─── Records for the exercise

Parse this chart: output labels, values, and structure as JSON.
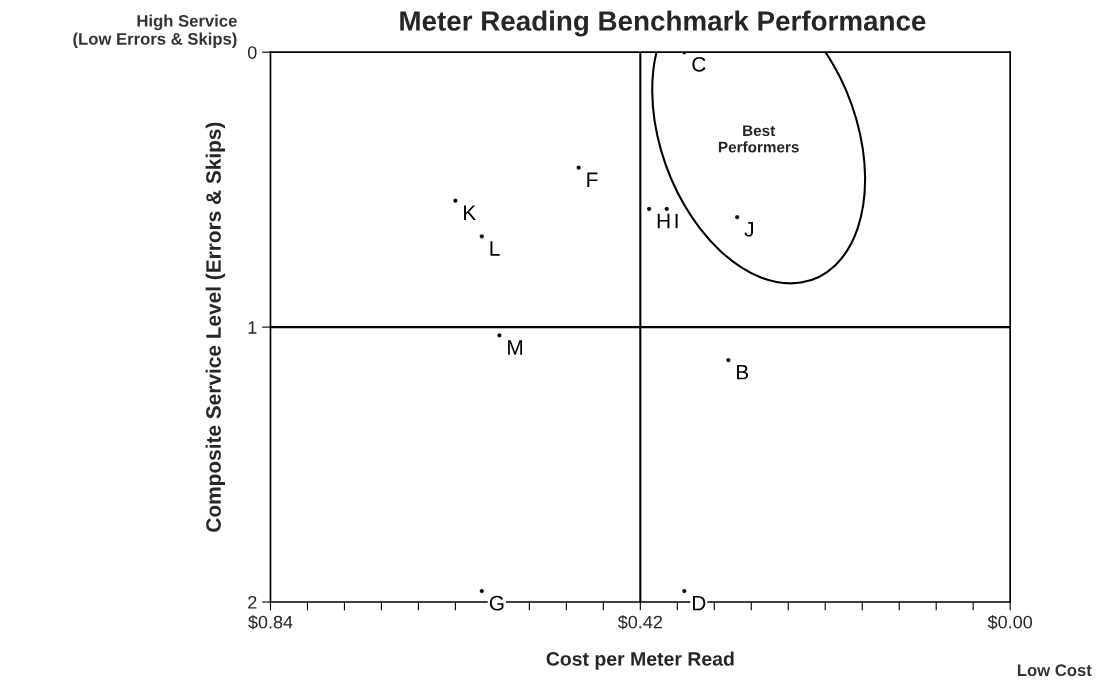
{
  "chart_data": {
    "type": "scatter",
    "title": "Meter Reading Benchmark Performance",
    "xlabel": "Cost per Meter Read",
    "ylabel": "Composite Service Level (Errors & Skips)",
    "annotations": [
      "High Service\n(Low Errors & Skips)",
      "Low Cost",
      "Best\nPerformers"
    ],
    "series": [
      {
        "color": "#000000",
        "x": [
          0.37,
          0.49,
          0.63,
          0.6,
          0.41,
          0.39,
          0.31,
          0.58,
          0.32,
          0.6,
          0.37
        ],
        "values": [
          0.0,
          0.42,
          0.54,
          0.67,
          0.57,
          0.57,
          0.6,
          1.03,
          1.12,
          1.96,
          1.96
        ],
        "value_labels": [
          "C",
          "F",
          "K",
          "L",
          "H",
          "I",
          "J",
          "M",
          "B",
          "G",
          "D"
        ]
      }
    ],
    "marker": "circle",
    "xlim": [
      0.84,
      0.0
    ],
    "ylim": [
      2,
      0
    ],
    "xticks": [
      {
        "value": 0.84,
        "label": "$0.84"
      },
      {
        "value": 0.798,
        "label": null
      },
      {
        "value": 0.756,
        "label": null
      },
      {
        "value": 0.714,
        "label": null
      },
      {
        "value": 0.672,
        "label": null
      },
      {
        "value": 0.63,
        "label": null
      },
      {
        "value": 0.588,
        "label": null
      },
      {
        "value": 0.546,
        "label": null
      },
      {
        "value": 0.504,
        "label": null
      },
      {
        "value": 0.462,
        "label": null
      },
      {
        "value": 0.42,
        "label": "$0.42"
      },
      {
        "value": 0.378,
        "label": null
      },
      {
        "value": 0.336,
        "label": null
      },
      {
        "value": 0.294,
        "label": null
      },
      {
        "value": 0.252,
        "label": null
      },
      {
        "value": 0.21,
        "label": null
      },
      {
        "value": 0.168,
        "label": null
      },
      {
        "value": 0.126,
        "label": null
      },
      {
        "value": 0.084,
        "label": null
      },
      {
        "value": 0.042,
        "label": null
      },
      {
        "value": 0.0,
        "label": "$0.00"
      }
    ],
    "yticks": [
      0,
      1,
      2
    ],
    "ref_lines": [
      {
        "axis": "x",
        "value": 0.42,
        "color": "#000000"
      },
      {
        "axis": "y",
        "value": 1,
        "color": "#000000"
      }
    ],
    "grid": false,
    "legend": false
  }
}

──────

**Given problem:**
Quote in full the listing given above; the images are to be left out.

**Solved exercise:**
Parse this chart: output labels, values, and structure as JSON.
{
  "chart_data": {
    "type": "scatter",
    "title": "Meter Reading Benchmark Performance",
    "xlabel": "Cost per Meter Read",
    "ylabel": "Composite Service Level (Errors & Skips)",
    "annotations": [
      "High Service\n(Low Errors & Skips)",
      "Low Cost",
      "Best\nPerformers"
    ],
    "series": [
      {
        "color": "#000000",
        "x": [
          0.37,
          0.49,
          0.63,
          0.6,
          0.41,
          0.39,
          0.31,
          0.58,
          0.32,
          0.6,
          0.37
        ],
        "values": [
          0.0,
          0.42,
          0.54,
          0.67,
          0.57,
          0.57,
          0.6,
          1.03,
          1.12,
          1.96,
          1.96
        ],
        "value_labels": [
          "C",
          "F",
          "K",
          "L",
          "H",
          "I",
          "J",
          "M",
          "B",
          "G",
          "D"
        ]
      }
    ],
    "marker": "circle",
    "xlim": [
      0.84,
      0.0
    ],
    "ylim": [
      2,
      0
    ],
    "xticks": [
      {
        "value": 0.84,
        "label": "$0.84"
      },
      {
        "value": 0.798,
        "label": null
      },
      {
        "value": 0.756,
        "label": null
      },
      {
        "value": 0.714,
        "label": null
      },
      {
        "value": 0.672,
        "label": null
      },
      {
        "value": 0.63,
        "label": null
      },
      {
        "value": 0.588,
        "label": null
      },
      {
        "value": 0.546,
        "label": null
      },
      {
        "value": 0.504,
        "label": null
      },
      {
        "value": 0.462,
        "label": null
      },
      {
        "value": 0.42,
        "label": "$0.42"
      },
      {
        "value": 0.378,
        "label": null
      },
      {
        "value": 0.336,
        "label": null
      },
      {
        "value": 0.294,
        "label": null
      },
      {
        "value": 0.252,
        "label": null
      },
      {
        "value": 0.21,
        "label": null
      },
      {
        "value": 0.168,
        "label": null
      },
      {
        "value": 0.126,
        "label": null
      },
      {
        "value": 0.084,
        "label": null
      },
      {
        "value": 0.042,
        "label": null
      },
      {
        "value": 0.0,
        "label": "$0.00"
      }
    ],
    "yticks": [
      0,
      1,
      2
    ],
    "ref_lines": [
      {
        "axis": "x",
        "value": 0.42,
        "color": "#000000"
      },
      {
        "axis": "y",
        "value": 1,
        "color": "#000000"
      }
    ],
    "grid": false,
    "legend": false
  }
}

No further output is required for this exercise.